AIM: Reproduce everything from the start of the material down to the line that contains "Text: N: N <box>256 286 264 296</box>", including that line.
-------- INPUT ROWS --------
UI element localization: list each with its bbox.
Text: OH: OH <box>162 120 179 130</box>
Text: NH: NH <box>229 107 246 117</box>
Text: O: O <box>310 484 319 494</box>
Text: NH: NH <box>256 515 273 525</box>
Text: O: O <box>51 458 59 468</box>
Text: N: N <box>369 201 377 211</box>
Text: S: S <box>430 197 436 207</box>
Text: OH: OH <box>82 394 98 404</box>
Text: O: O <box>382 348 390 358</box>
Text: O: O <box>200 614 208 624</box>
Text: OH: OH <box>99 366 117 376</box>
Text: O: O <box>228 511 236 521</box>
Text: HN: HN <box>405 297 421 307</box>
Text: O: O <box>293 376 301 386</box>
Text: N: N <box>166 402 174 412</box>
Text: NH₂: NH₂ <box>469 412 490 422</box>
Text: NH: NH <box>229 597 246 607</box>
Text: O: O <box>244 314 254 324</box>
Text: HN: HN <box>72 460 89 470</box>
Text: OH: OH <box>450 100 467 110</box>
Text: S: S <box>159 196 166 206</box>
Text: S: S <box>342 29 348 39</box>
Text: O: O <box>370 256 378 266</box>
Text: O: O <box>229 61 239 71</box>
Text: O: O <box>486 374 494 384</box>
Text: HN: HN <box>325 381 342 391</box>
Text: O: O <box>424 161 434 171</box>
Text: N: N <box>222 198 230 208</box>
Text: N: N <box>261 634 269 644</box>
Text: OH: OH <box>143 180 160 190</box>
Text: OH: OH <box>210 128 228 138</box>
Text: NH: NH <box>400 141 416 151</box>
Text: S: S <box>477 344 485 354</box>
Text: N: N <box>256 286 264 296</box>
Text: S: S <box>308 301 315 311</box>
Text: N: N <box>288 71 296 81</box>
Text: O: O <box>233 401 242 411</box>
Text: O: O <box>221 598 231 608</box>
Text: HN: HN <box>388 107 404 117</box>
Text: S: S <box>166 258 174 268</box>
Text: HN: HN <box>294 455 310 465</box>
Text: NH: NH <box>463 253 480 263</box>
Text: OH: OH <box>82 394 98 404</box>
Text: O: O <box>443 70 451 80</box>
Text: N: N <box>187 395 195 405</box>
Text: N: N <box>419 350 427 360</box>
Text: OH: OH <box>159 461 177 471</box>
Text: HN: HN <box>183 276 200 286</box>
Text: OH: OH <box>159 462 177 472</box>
--------
SOLUTION TO THIS TASK:
UI element localization: list each with its bbox.
Text: OH: OH <box>162 120 179 130</box>
Text: NH: NH <box>229 107 246 117</box>
Text: O: O <box>310 484 319 494</box>
Text: NH: NH <box>256 515 273 525</box>
Text: O: O <box>51 458 59 468</box>
Text: N: N <box>369 201 377 211</box>
Text: S: S <box>430 197 436 207</box>
Text: OH: OH <box>82 394 98 404</box>
Text: O: O <box>382 348 390 358</box>
Text: O: O <box>200 614 208 624</box>
Text: OH: OH <box>99 366 117 376</box>
Text: O: O <box>228 511 236 521</box>
Text: HN: HN <box>405 297 421 307</box>
Text: O: O <box>293 376 301 386</box>
Text: N: N <box>166 402 174 412</box>
Text: NH₂: NH₂ <box>469 412 490 422</box>
Text: NH: NH <box>229 597 246 607</box>
Text: O: O <box>244 314 254 324</box>
Text: HN: HN <box>72 460 89 470</box>
Text: OH: OH <box>450 100 467 110</box>
Text: S: S <box>159 196 166 206</box>
Text: S: S <box>342 29 348 39</box>
Text: O: O <box>370 256 378 266</box>
Text: O: O <box>229 61 239 71</box>
Text: O: O <box>486 374 494 384</box>
Text: HN: HN <box>325 381 342 391</box>
Text: O: O <box>424 161 434 171</box>
Text: N: N <box>222 198 230 208</box>
Text: N: N <box>261 634 269 644</box>
Text: OH: OH <box>143 180 160 190</box>
Text: OH: OH <box>210 128 228 138</box>
Text: NH: NH <box>400 141 416 151</box>
Text: S: S <box>477 344 485 354</box>
Text: N: N <box>256 286 264 296</box>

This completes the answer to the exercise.